WHAT YOU HAVE TO DO: Skip the pictures and extract all of the lines exactly as written.

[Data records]

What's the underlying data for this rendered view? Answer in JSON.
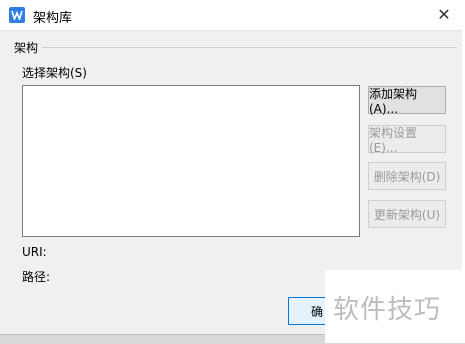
{
  "window": {
    "title": "架构库",
    "app_icon": "wps-w-icon",
    "close_glyph": "✕"
  },
  "section": {
    "label": "架构"
  },
  "list": {
    "label": "选择架构(S)",
    "items": []
  },
  "buttons": {
    "add": {
      "label": "添加架构(A)...",
      "enabled": true
    },
    "settings": {
      "label": "架构设置(E)...",
      "enabled": false
    },
    "delete": {
      "label": "删除架构(D)",
      "enabled": false
    },
    "update": {
      "label": "更新架构(U)",
      "enabled": false
    },
    "ok": {
      "label": "确"
    }
  },
  "info": {
    "uri_label": "URI:",
    "path_label": "路径:"
  },
  "watermark": {
    "text": "软件技巧"
  },
  "colors": {
    "accent": "#2f7fe0",
    "dialog_bg": "#f0f0f0",
    "disabled_text": "#9a9a9a",
    "focus_border": "#0078d7"
  }
}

IN RESPONSE:
What's the underlying data for this rendered view? Answer in JSON.
{
  "window": {
    "title": "架构库",
    "app_icon": "wps-w-icon",
    "close_glyph": "✕"
  },
  "section": {
    "label": "架构"
  },
  "list": {
    "label": "选择架构(S)",
    "items": []
  },
  "buttons": {
    "add": {
      "label": "添加架构(A)...",
      "enabled": true
    },
    "settings": {
      "label": "架构设置(E)...",
      "enabled": false
    },
    "delete": {
      "label": "删除架构(D)",
      "enabled": false
    },
    "update": {
      "label": "更新架构(U)",
      "enabled": false
    },
    "ok": {
      "label": "确"
    }
  },
  "info": {
    "uri_label": "URI:",
    "path_label": "路径:"
  },
  "watermark": {
    "text": "软件技巧"
  },
  "colors": {
    "accent": "#2f7fe0",
    "dialog_bg": "#f0f0f0",
    "disabled_text": "#9a9a9a",
    "focus_border": "#0078d7"
  }
}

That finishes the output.